**TASK DIRECTIONS**
Look through the material below and count the lines with the string "相對井底之累積壓縮量". Report only the count.

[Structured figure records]
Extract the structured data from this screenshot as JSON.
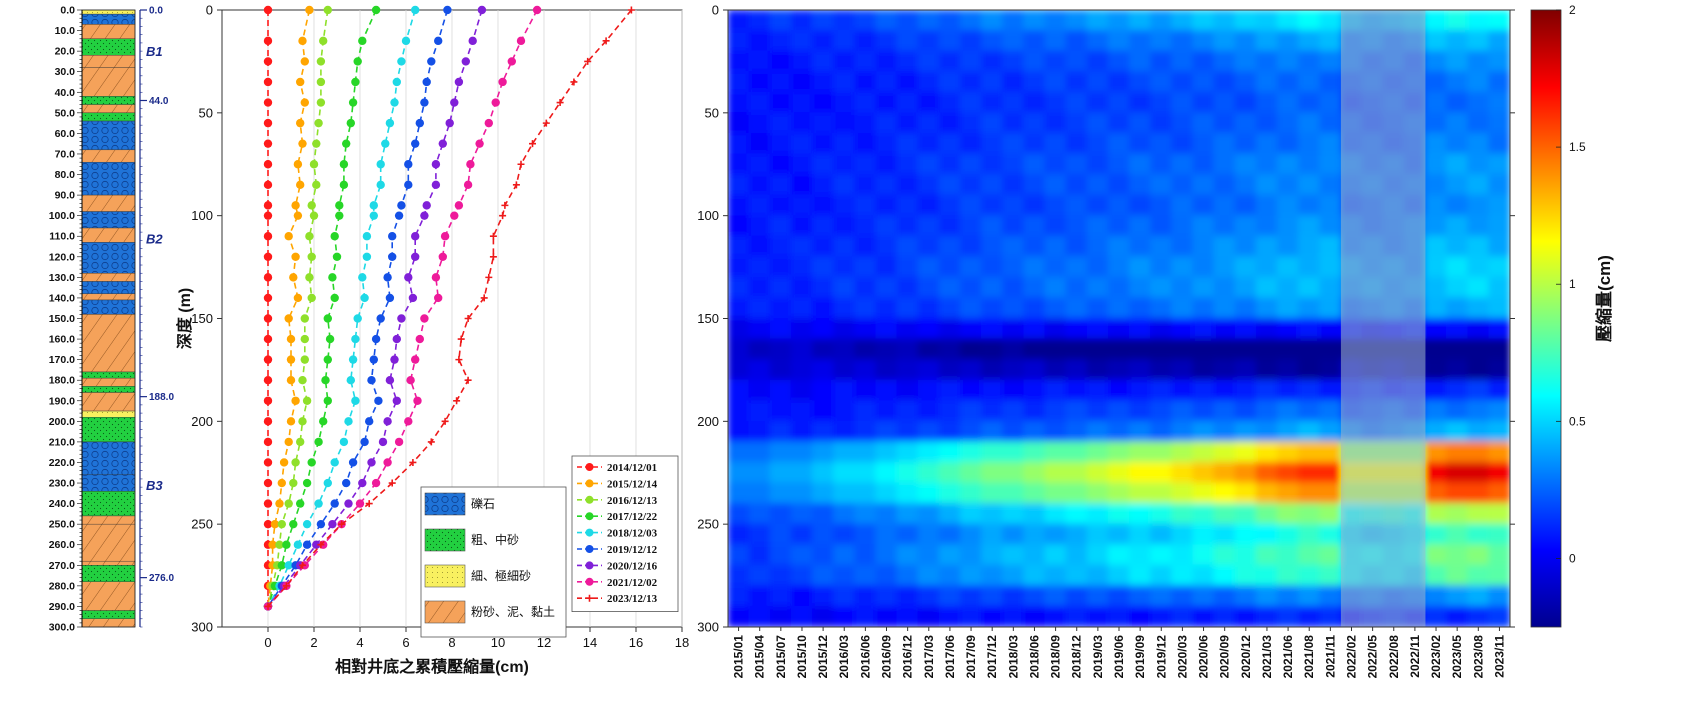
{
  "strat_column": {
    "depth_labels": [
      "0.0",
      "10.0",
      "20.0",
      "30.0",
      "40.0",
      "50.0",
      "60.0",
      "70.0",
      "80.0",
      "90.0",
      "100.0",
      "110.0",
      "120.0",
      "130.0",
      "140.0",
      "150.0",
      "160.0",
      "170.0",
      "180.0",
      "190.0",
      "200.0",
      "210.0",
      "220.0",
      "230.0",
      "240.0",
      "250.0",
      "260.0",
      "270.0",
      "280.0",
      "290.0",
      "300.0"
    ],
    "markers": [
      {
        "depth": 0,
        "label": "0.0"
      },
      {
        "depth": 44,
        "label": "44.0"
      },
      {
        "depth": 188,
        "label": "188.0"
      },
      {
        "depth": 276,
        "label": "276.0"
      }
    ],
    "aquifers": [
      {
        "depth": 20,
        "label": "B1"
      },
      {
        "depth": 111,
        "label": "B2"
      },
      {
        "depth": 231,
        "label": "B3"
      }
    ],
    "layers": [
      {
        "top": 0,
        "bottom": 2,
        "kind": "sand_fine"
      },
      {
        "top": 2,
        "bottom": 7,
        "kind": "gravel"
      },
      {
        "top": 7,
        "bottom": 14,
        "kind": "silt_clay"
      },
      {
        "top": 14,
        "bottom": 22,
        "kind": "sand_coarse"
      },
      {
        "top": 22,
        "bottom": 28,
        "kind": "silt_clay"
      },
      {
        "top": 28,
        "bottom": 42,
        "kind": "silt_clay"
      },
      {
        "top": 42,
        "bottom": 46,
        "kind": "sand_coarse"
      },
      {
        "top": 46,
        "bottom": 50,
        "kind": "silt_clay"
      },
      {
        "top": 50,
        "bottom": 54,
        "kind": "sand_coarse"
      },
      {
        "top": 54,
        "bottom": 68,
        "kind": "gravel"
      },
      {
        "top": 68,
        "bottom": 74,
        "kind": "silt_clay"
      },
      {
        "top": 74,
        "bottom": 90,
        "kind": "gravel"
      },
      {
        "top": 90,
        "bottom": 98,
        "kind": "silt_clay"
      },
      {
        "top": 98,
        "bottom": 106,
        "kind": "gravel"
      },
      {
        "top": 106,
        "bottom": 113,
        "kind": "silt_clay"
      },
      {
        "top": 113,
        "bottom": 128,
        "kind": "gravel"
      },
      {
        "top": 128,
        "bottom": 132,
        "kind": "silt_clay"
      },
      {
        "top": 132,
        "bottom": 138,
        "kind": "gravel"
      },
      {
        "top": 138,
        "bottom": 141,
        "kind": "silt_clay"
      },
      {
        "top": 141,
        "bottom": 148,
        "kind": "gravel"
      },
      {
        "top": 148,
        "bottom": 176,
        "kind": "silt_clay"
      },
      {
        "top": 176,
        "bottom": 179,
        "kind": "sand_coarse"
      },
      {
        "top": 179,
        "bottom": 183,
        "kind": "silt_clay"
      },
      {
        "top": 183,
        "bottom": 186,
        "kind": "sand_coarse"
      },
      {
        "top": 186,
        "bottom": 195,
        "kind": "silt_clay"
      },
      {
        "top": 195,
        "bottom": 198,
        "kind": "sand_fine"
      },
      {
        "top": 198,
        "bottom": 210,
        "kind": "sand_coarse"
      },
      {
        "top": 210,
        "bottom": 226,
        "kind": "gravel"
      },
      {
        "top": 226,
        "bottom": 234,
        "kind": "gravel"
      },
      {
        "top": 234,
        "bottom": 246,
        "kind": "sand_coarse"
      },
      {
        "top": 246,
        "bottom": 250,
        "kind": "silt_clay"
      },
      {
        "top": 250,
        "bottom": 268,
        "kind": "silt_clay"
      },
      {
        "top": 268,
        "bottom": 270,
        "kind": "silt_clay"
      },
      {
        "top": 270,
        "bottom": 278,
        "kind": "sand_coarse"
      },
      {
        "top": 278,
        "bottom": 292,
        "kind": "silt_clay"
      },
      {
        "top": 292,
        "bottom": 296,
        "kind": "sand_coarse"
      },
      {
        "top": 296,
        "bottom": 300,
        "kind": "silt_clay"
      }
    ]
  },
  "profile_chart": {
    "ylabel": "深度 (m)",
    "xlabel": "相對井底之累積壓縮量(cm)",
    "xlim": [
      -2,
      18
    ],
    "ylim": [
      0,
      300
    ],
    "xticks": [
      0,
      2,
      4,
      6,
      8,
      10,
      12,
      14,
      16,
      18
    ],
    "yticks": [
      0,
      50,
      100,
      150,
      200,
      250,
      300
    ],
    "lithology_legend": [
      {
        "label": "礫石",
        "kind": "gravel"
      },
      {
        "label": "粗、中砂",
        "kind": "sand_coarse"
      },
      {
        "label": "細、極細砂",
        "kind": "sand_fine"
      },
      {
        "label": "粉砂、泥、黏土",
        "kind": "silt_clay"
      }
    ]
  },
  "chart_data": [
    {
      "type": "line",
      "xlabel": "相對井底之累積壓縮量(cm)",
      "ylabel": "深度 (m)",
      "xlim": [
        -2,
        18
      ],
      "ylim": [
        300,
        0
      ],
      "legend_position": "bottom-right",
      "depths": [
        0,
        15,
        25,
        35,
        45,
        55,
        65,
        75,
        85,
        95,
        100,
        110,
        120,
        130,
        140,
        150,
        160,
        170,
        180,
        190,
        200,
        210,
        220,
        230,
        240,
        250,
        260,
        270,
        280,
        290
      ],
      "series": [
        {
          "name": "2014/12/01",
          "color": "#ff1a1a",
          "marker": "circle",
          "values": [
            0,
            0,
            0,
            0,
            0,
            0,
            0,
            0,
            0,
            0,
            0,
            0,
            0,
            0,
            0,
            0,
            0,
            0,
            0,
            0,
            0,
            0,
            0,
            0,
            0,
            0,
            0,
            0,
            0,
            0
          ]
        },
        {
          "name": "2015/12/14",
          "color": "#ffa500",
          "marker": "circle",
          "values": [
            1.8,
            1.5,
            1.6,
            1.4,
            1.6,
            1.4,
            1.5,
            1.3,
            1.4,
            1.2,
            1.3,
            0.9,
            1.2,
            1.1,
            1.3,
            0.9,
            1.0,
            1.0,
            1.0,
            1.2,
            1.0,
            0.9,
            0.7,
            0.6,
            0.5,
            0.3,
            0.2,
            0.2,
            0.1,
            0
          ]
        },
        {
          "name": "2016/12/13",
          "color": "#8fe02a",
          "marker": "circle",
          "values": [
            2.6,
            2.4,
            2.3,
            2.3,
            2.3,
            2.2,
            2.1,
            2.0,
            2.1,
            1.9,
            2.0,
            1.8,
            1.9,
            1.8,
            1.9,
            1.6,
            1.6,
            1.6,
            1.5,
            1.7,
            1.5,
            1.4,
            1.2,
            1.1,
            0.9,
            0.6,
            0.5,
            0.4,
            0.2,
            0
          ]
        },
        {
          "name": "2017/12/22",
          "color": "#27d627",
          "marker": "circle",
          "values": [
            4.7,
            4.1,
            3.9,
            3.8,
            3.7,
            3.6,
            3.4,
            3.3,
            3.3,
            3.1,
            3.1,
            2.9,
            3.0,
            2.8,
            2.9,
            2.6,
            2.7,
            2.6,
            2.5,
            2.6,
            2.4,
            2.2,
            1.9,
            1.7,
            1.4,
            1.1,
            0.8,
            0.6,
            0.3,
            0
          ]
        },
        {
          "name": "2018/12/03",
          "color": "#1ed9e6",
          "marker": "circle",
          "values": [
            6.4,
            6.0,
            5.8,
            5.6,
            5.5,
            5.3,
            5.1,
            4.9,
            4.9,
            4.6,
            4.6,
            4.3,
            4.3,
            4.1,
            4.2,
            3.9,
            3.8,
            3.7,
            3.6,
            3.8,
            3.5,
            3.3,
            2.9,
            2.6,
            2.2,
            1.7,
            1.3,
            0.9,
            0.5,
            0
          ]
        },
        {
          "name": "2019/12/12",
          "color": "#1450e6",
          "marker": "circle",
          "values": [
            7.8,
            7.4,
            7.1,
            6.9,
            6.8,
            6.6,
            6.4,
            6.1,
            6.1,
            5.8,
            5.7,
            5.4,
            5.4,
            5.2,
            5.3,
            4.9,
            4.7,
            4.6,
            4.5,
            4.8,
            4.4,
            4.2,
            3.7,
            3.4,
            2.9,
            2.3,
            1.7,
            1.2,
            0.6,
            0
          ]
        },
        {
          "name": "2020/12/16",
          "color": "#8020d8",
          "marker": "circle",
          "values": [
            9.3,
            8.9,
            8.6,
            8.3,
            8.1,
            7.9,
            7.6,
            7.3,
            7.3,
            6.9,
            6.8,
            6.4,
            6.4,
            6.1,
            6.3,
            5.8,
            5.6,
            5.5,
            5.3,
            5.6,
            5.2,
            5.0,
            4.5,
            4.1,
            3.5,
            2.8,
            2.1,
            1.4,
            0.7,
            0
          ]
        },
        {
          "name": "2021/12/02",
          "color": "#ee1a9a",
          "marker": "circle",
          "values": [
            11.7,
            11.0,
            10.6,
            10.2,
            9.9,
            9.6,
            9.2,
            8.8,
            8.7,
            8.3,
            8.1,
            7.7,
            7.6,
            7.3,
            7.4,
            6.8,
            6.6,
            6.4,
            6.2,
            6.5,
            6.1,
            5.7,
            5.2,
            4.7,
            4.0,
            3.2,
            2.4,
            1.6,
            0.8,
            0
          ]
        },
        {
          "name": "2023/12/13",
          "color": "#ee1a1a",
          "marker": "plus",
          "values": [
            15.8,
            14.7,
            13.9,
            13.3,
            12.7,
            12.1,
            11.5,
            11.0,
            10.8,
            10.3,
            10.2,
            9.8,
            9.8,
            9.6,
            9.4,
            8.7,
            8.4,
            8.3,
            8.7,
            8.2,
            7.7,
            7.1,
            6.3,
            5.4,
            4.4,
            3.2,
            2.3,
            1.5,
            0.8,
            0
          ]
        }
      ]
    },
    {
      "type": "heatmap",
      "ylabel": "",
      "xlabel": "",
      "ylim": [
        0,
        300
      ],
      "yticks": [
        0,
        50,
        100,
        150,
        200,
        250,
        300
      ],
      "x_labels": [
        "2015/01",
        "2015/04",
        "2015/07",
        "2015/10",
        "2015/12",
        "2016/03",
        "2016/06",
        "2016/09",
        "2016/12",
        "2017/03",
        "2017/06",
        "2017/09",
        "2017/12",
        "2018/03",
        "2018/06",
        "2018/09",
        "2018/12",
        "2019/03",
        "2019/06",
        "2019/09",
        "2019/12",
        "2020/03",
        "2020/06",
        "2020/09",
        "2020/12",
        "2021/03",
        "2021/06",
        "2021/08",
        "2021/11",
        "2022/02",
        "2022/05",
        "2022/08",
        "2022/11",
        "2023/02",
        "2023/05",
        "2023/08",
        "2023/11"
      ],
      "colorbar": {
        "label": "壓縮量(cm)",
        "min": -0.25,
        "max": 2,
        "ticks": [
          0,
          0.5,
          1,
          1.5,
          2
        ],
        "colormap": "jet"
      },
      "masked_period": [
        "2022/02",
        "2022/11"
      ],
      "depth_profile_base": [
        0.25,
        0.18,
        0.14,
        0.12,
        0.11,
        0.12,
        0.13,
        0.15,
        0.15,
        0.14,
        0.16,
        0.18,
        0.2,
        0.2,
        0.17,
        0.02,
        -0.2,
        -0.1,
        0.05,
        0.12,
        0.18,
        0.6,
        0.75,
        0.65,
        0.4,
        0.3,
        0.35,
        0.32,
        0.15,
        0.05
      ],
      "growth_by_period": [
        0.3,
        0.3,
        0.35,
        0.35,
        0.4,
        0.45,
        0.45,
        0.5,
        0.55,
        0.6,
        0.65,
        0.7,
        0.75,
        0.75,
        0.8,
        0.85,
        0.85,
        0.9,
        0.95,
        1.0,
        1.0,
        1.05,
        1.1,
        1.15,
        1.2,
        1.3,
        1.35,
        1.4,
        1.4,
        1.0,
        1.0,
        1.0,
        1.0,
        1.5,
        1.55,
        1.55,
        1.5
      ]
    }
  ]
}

**EXPECTED ANSWER**
2